• **Your goal**: Output exactly, please, the lines of the records below from the one containing "Transcribe the text in this document." through the final line.
══════════════════════════════
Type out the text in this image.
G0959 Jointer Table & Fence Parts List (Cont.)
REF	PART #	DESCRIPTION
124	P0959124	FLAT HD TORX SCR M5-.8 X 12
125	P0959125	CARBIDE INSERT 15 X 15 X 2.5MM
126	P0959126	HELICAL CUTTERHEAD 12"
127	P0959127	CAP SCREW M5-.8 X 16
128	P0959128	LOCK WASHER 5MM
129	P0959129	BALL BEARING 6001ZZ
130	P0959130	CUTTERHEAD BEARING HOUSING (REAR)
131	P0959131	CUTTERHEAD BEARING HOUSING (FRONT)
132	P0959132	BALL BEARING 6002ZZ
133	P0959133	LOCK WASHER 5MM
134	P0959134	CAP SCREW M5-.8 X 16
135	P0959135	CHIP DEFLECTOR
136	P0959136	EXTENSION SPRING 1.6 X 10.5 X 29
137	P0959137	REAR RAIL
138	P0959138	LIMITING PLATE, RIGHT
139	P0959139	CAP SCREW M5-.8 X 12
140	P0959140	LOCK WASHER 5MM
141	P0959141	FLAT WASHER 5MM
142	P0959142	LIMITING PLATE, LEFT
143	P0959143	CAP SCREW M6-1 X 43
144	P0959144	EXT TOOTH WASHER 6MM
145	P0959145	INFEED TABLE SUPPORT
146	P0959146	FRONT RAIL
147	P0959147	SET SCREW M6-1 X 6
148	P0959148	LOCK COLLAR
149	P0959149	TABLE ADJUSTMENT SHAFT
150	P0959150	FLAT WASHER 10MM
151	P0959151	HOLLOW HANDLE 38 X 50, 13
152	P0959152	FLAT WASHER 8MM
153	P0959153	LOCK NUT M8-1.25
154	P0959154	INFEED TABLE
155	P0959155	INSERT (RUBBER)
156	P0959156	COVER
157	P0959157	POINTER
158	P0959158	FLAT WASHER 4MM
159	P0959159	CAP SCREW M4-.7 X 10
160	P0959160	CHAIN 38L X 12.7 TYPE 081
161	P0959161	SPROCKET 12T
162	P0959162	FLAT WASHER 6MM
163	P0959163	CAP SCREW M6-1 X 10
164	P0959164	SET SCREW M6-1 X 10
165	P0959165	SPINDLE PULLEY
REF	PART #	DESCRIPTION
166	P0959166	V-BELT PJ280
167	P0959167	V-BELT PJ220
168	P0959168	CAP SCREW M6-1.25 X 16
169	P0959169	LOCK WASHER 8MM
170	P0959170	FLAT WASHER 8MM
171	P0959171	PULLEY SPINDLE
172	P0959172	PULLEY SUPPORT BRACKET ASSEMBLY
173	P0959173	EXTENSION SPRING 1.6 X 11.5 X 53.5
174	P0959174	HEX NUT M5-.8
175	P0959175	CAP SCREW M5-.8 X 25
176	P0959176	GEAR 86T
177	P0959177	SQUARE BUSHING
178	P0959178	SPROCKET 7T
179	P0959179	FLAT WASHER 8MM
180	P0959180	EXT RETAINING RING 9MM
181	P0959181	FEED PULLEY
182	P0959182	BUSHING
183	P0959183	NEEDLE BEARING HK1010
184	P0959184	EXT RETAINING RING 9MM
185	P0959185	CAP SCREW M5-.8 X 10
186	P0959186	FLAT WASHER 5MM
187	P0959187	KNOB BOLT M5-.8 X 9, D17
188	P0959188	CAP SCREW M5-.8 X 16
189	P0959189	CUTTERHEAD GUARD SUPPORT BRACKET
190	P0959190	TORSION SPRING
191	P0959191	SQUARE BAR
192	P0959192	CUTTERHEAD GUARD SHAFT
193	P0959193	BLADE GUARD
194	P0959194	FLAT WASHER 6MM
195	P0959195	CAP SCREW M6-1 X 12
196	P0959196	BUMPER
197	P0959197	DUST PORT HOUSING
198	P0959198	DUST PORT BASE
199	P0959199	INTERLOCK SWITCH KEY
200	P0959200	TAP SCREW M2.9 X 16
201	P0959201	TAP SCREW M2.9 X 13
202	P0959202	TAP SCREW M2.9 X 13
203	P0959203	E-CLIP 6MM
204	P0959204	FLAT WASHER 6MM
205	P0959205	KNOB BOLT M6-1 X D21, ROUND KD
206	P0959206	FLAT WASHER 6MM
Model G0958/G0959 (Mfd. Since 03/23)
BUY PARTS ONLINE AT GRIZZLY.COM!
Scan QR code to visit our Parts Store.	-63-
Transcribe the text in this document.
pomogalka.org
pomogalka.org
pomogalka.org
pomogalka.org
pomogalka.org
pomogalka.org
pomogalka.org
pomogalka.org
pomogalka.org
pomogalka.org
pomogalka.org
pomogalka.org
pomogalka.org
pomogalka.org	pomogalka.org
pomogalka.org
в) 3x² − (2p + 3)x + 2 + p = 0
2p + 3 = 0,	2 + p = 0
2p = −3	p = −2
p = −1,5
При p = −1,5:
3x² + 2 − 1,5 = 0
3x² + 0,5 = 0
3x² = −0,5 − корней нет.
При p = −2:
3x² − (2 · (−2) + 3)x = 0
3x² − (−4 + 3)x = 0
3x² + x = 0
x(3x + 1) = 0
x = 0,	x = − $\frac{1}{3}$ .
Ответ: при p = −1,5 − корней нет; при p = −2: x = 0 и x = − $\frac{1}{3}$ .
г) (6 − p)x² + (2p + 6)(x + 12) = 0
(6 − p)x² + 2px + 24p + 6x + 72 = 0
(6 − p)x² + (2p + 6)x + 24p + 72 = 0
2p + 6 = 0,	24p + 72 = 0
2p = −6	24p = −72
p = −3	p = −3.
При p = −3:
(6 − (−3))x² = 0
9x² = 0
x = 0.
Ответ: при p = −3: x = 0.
══════════════════════════════
• **Finished task**:
Transcribe the text in this document.
pomogalka.org
pomogalka.org
pomogalka.org
pomogalka.org
pomogalka.org
pomogalka.org
pomogalka.org
pomogalka.org
pomogalka.org
pomogalka.org
pomogalka.org
pomogalka.org
pomogalka.org
pomogalka.org	pomogalka.org
pomogalka.org
в) 3x² − (2p + 3)x + 2 + p = 0
2p + 3 = 0,	2 + p = 0
2p = −3	p = −2
p = −1,5
При p = −1,5:
3x² + 2 − 1,5 = 0
3x² + 0,5 = 0
3x² = −0,5 − корней нет.
При p = −2:
3x² − (2 · (−2) + 3)x = 0
3x² − (−4 + 3)x = 0
3x² + x = 0
x(3x + 1) = 0
x = 0,	x = − $\frac{1}{3}$ .
Ответ: при p = −1,5 − корней нет; при p = −2: x = 0 и x = − $\frac{1}{3}$ .
г) (6 − p)x² + (2p + 6)(x + 12) = 0
(6 − p)x² + 2px + 24p + 6x + 72 = 0
(6 − p)x² + (2p + 6)x + 24p + 72 = 0
2p + 6 = 0,	24p + 72 = 0
2p = −6	24p = −72
p = −3	p = −3.
При p = −3:
(6 − (−3))x² = 0
9x² = 0
x = 0.
Ответ: при p = −3: x = 0.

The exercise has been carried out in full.